### Requirement:
Exclude the pictures and reproduce the remaining data exactly as written.

### Exercise input:
────
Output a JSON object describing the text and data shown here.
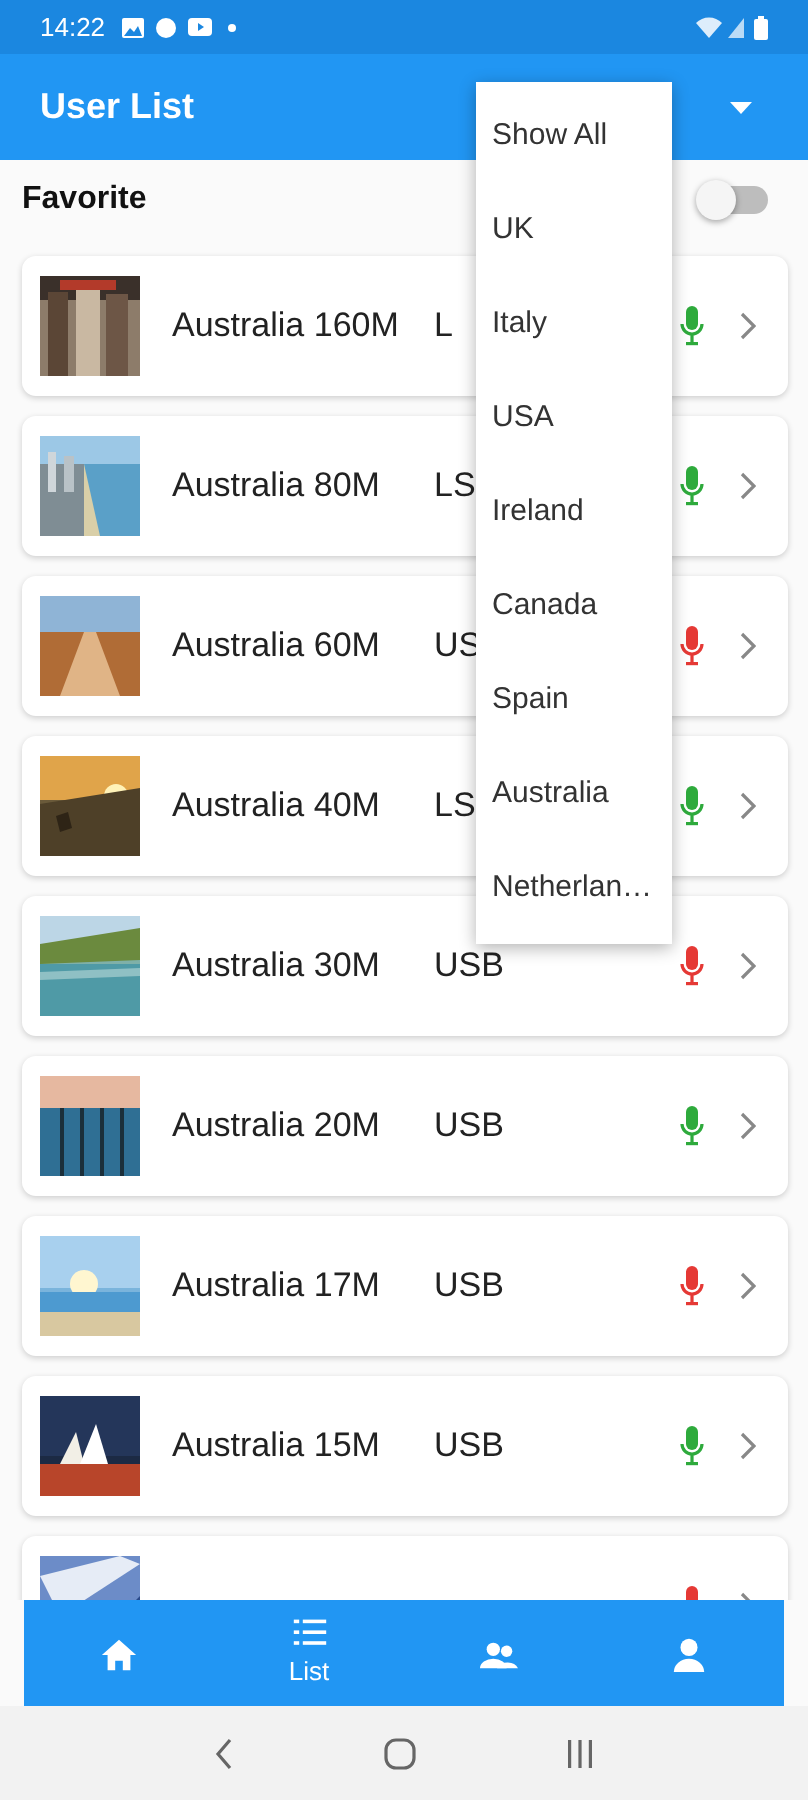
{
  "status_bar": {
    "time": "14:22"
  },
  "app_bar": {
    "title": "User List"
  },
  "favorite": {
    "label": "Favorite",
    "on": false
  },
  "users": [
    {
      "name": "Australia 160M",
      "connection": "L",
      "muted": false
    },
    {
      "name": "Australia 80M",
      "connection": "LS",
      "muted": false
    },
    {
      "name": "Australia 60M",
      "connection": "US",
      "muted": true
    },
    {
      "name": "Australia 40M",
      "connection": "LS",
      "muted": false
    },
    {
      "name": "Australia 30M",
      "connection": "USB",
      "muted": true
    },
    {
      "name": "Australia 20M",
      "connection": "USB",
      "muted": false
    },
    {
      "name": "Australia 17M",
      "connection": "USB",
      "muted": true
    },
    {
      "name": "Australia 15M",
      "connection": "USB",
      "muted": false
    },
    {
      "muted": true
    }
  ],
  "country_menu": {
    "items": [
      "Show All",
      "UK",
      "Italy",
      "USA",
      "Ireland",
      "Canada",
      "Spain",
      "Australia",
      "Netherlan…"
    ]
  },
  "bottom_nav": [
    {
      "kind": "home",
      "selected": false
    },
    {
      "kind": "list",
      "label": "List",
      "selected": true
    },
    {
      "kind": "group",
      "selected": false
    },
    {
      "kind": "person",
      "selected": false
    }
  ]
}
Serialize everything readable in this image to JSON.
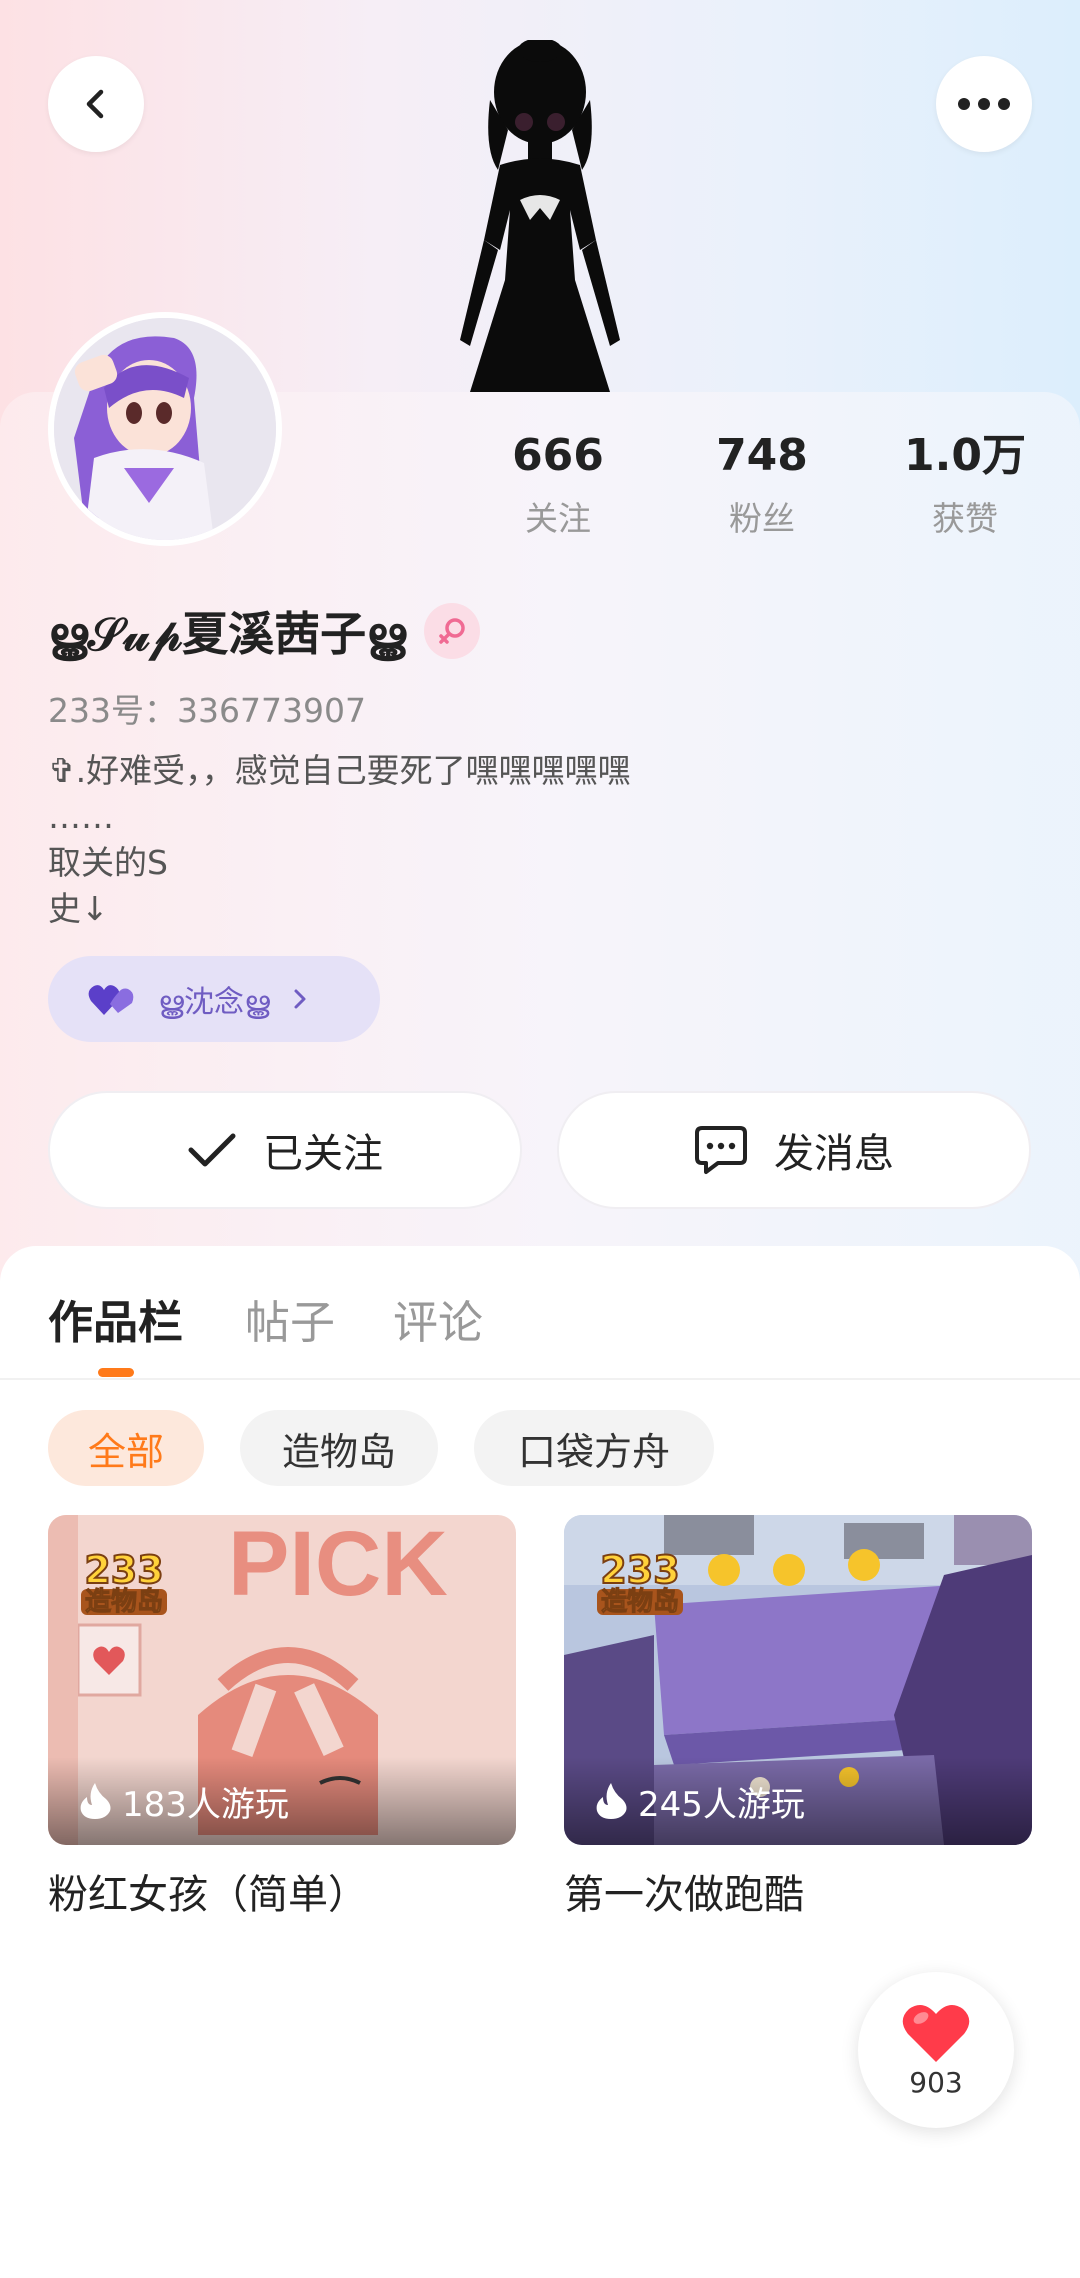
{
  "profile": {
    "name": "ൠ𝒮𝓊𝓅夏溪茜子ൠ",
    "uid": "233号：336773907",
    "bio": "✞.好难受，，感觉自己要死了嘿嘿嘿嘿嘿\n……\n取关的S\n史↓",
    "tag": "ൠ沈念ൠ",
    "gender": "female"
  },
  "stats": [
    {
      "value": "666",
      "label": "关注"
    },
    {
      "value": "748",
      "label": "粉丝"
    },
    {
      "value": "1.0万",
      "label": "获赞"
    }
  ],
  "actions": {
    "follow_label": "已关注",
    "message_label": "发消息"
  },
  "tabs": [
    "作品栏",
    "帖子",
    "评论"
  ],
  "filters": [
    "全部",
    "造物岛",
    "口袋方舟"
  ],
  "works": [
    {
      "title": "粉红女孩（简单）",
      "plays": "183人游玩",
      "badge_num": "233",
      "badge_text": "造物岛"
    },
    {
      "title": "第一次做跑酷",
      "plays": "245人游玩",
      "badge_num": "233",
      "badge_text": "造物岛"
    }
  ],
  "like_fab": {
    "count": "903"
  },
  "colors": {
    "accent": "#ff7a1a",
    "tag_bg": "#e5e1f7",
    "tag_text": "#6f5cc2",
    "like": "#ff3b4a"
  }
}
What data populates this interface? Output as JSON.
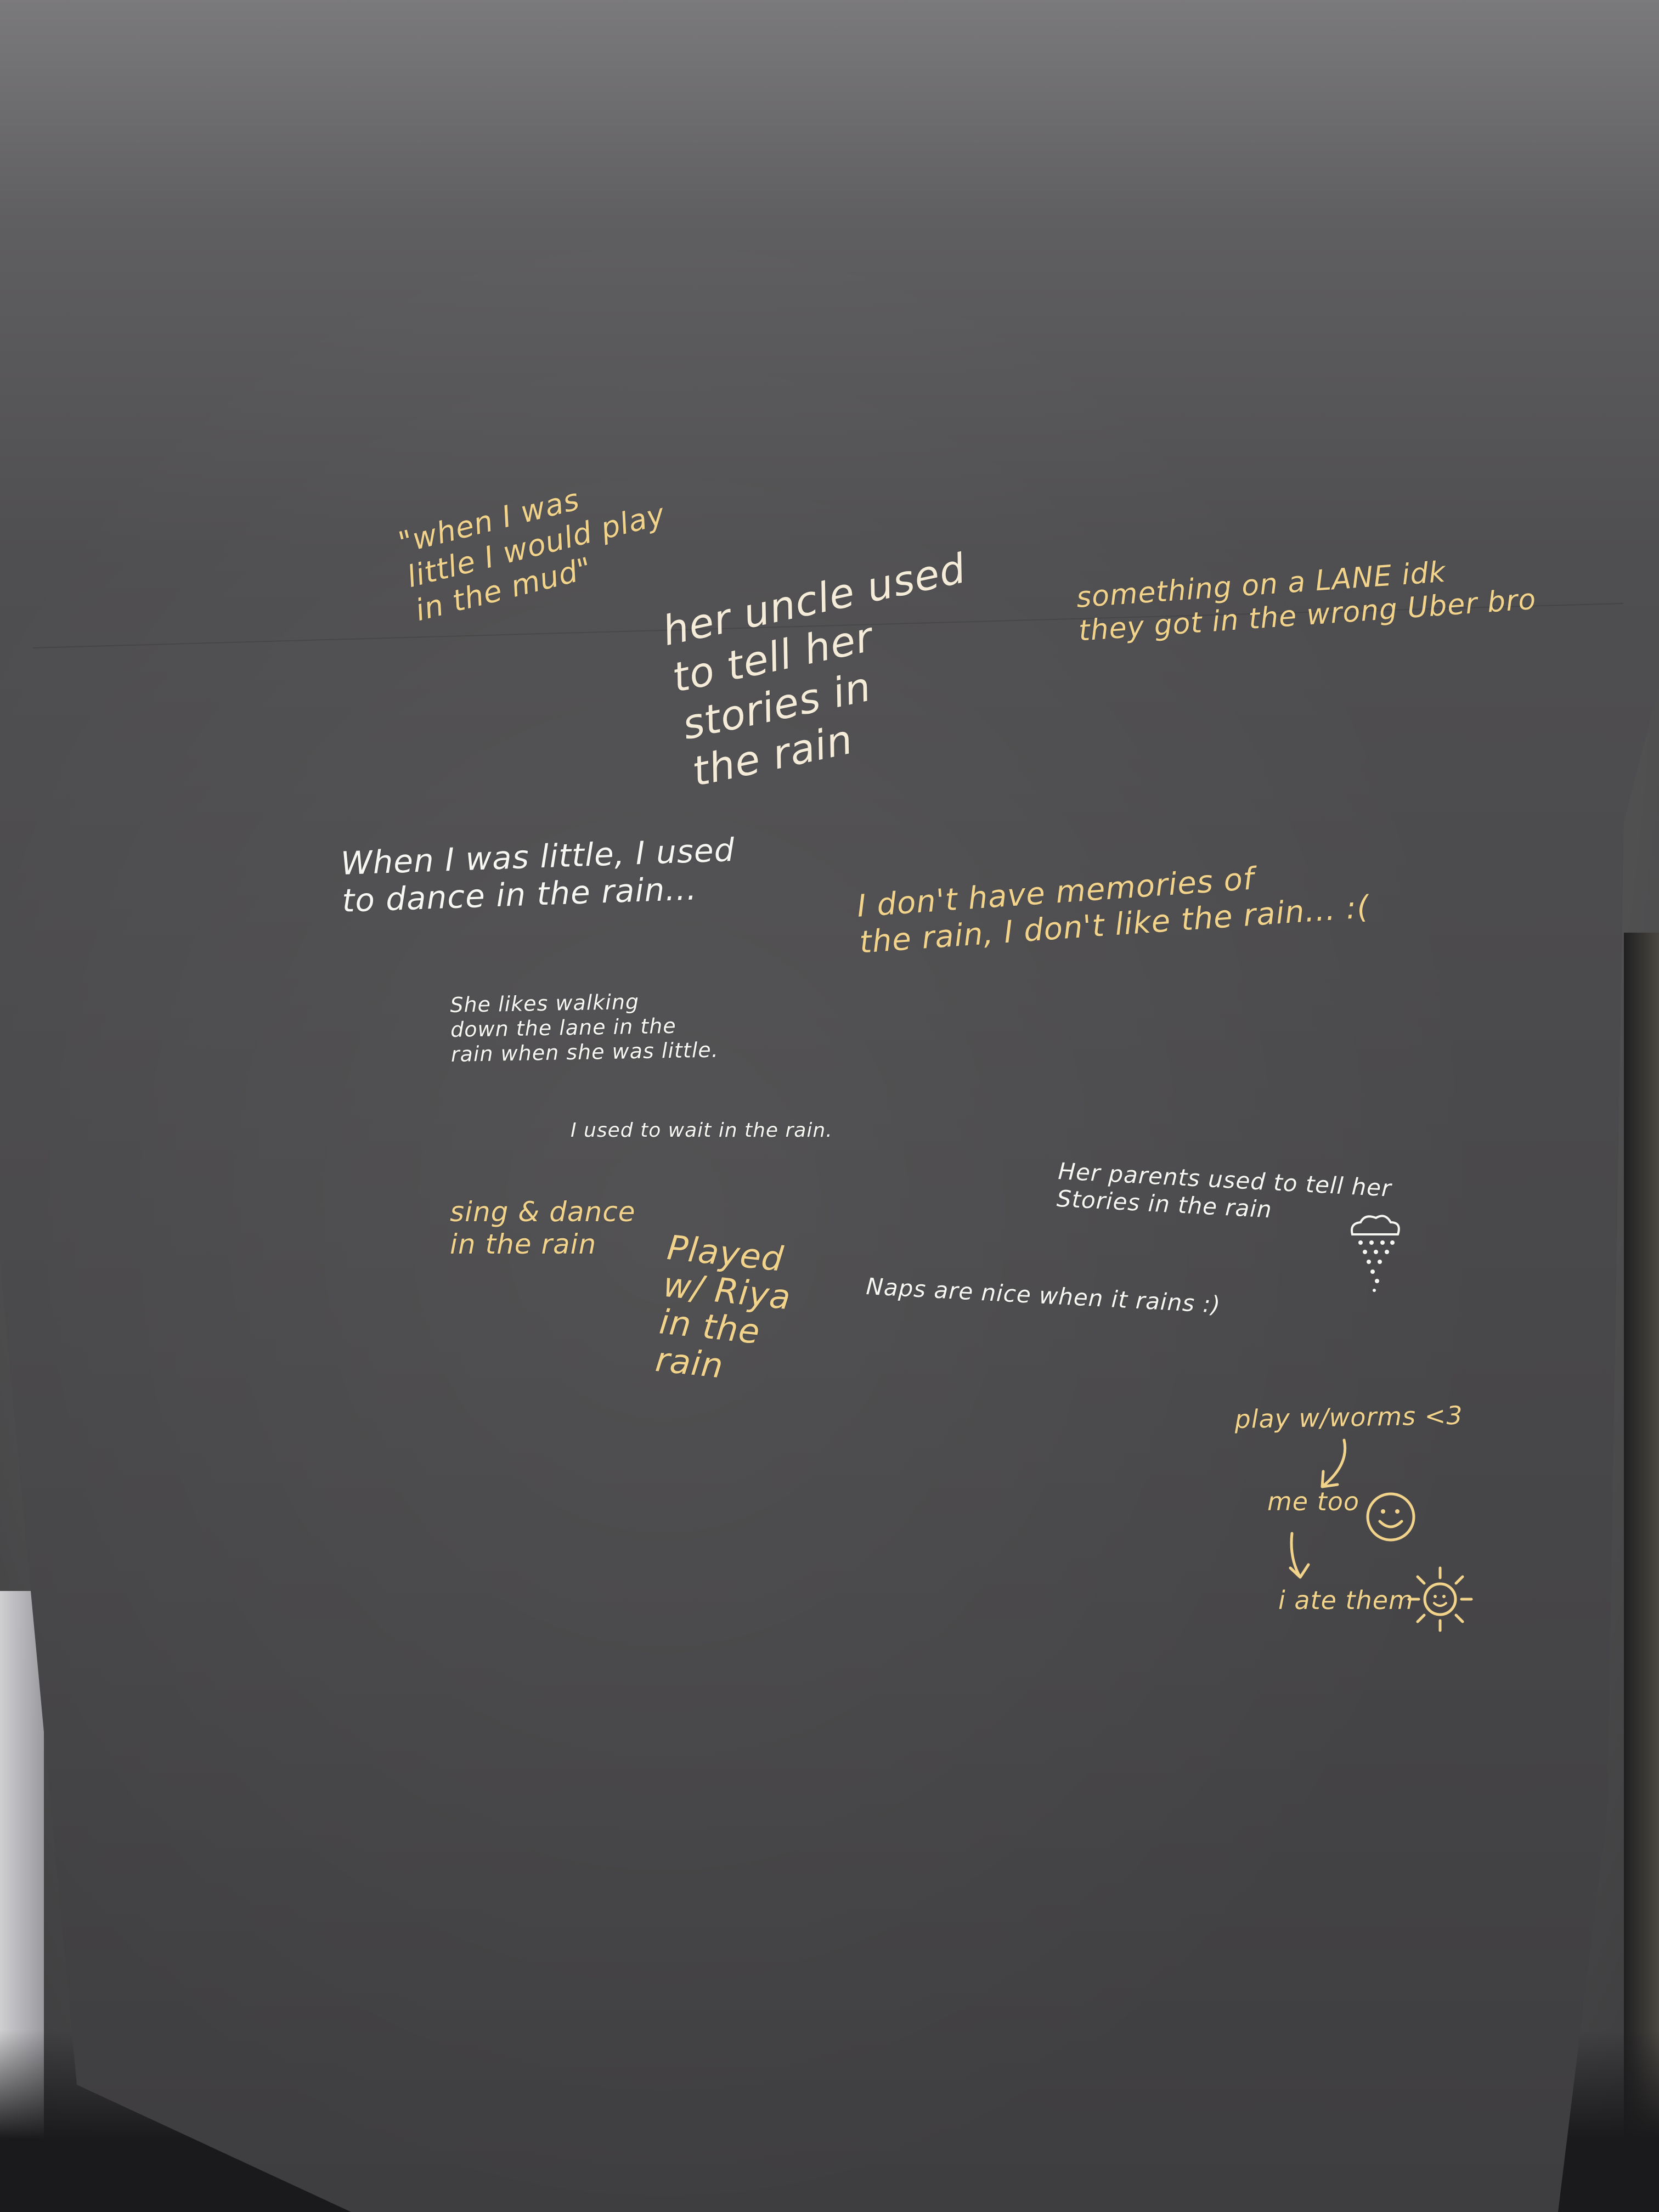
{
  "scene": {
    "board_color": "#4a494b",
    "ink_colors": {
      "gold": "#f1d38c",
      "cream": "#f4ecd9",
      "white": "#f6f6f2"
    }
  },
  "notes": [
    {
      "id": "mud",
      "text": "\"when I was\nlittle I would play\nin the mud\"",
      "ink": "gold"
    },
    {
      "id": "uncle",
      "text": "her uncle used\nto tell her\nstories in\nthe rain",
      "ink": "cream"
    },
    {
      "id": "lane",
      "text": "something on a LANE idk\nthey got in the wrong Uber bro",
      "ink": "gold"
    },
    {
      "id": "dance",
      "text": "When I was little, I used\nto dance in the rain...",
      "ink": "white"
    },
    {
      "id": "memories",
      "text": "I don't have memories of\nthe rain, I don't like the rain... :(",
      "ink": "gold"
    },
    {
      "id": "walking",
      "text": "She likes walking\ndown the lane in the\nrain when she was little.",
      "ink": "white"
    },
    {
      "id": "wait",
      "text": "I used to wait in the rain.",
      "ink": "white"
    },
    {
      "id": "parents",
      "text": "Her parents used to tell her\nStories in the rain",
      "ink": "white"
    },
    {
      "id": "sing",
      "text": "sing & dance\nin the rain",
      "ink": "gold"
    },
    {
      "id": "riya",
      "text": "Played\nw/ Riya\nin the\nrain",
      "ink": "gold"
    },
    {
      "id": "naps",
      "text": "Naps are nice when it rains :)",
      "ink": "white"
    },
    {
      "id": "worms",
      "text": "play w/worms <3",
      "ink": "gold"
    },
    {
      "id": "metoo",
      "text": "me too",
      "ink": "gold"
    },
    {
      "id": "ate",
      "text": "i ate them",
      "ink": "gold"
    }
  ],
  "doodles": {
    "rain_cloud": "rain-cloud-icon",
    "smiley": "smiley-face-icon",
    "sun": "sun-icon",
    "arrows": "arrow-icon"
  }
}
────
### Worked answer:
Output a JSON object describing the text and data shown here.
{
  "status_bar": {
    "time": "14:22"
  },
  "app_bar": {
    "title": "User List"
  },
  "favorite": {
    "label": "Favorite",
    "on": false
  },
  "users": [
    {
      "name": "Australia 160M",
      "connection": "L",
      "muted": false
    },
    {
      "name": "Australia 80M",
      "connection": "LS",
      "muted": false
    },
    {
      "name": "Australia 60M",
      "connection": "US",
      "muted": true
    },
    {
      "name": "Australia 40M",
      "connection": "LS",
      "muted": false
    },
    {
      "name": "Australia 30M",
      "connection": "USB",
      "muted": true
    },
    {
      "name": "Australia 20M",
      "connection": "USB",
      "muted": false
    },
    {
      "name": "Australia 17M",
      "connection": "USB",
      "muted": true
    },
    {
      "name": "Australia 15M",
      "connection": "USB",
      "muted": false
    },
    {
      "muted": true
    }
  ],
  "country_menu": {
    "items": [
      "Show All",
      "UK",
      "Italy",
      "USA",
      "Ireland",
      "Canada",
      "Spain",
      "Australia",
      "Netherlan…"
    ]
  },
  "bottom_nav": [
    {
      "kind": "home",
      "selected": false
    },
    {
      "kind": "list",
      "label": "List",
      "selected": true
    },
    {
      "kind": "group",
      "selected": false
    },
    {
      "kind": "person",
      "selected": false
    }
  ]
}
Serialize everything readable in this image to JSON.
{
  "profile": {
    "name": "ൠ𝒮𝓊𝓅夏溪茜子ൠ",
    "uid": "233号：336773907",
    "bio": "✞.好难受，，感觉自己要死了嘿嘿嘿嘿嘿\n……\n取关的S\n史↓",
    "tag": "ൠ沈念ൠ",
    "gender": "female"
  },
  "stats": [
    {
      "value": "666",
      "label": "关注"
    },
    {
      "value": "748",
      "label": "粉丝"
    },
    {
      "value": "1.0万",
      "label": "获赞"
    }
  ],
  "actions": {
    "follow_label": "已关注",
    "message_label": "发消息"
  },
  "tabs": [
    "作品栏",
    "帖子",
    "评论"
  ],
  "filters": [
    "全部",
    "造物岛",
    "口袋方舟"
  ],
  "works": [
    {
      "title": "粉红女孩（简单）",
      "plays": "183人游玩",
      "badge_num": "233",
      "badge_text": "造物岛"
    },
    {
      "title": "第一次做跑酷",
      "plays": "245人游玩",
      "badge_num": "233",
      "badge_text": "造物岛"
    }
  ],
  "like_fab": {
    "count": "903"
  },
  "colors": {
    "accent": "#ff7a1a",
    "tag_bg": "#e5e1f7",
    "tag_text": "#6f5cc2",
    "like": "#ff3b4a"
  }
}
What data populates this interface? Output as JSON.
{
  "scene": {
    "board_color": "#4a494b",
    "ink_colors": {
      "gold": "#f1d38c",
      "cream": "#f4ecd9",
      "white": "#f6f6f2"
    }
  },
  "notes": [
    {
      "id": "mud",
      "text": "\"when I was\nlittle I would play\nin the mud\"",
      "ink": "gold"
    },
    {
      "id": "uncle",
      "text": "her uncle used\nto tell her\nstories in\nthe rain",
      "ink": "cream"
    },
    {
      "id": "lane",
      "text": "something on a LANE idk\nthey got in the wrong Uber bro",
      "ink": "gold"
    },
    {
      "id": "dance",
      "text": "When I was little, I used\nto dance in the rain...",
      "ink": "white"
    },
    {
      "id": "memories",
      "text": "I don't have memories of\nthe rain, I don't like the rain... :(",
      "ink": "gold"
    },
    {
      "id": "walking",
      "text": "She likes walking\ndown the lane in the\nrain when she was little.",
      "ink": "white"
    },
    {
      "id": "wait",
      "text": "I used to wait in the rain.",
      "ink": "white"
    },
    {
      "id": "parents",
      "text": "Her parents used to tell her\nStories in the rain",
      "ink": "white"
    },
    {
      "id": "sing",
      "text": "sing & dance\nin the rain",
      "ink": "gold"
    },
    {
      "id": "riya",
      "text": "Played\nw/ Riya\nin the\nrain",
      "ink": "gold"
    },
    {
      "id": "naps",
      "text": "Naps are nice when it rains :)",
      "ink": "white"
    },
    {
      "id": "worms",
      "text": "play w/worms <3",
      "ink": "gold"
    },
    {
      "id": "metoo",
      "text": "me too",
      "ink": "gold"
    },
    {
      "id": "ate",
      "text": "i ate them",
      "ink": "gold"
    }
  ],
  "doodles": {
    "rain_cloud": "rain-cloud-icon",
    "smiley": "smiley-face-icon",
    "sun": "sun-icon",
    "arrows": "arrow-icon"
  }
}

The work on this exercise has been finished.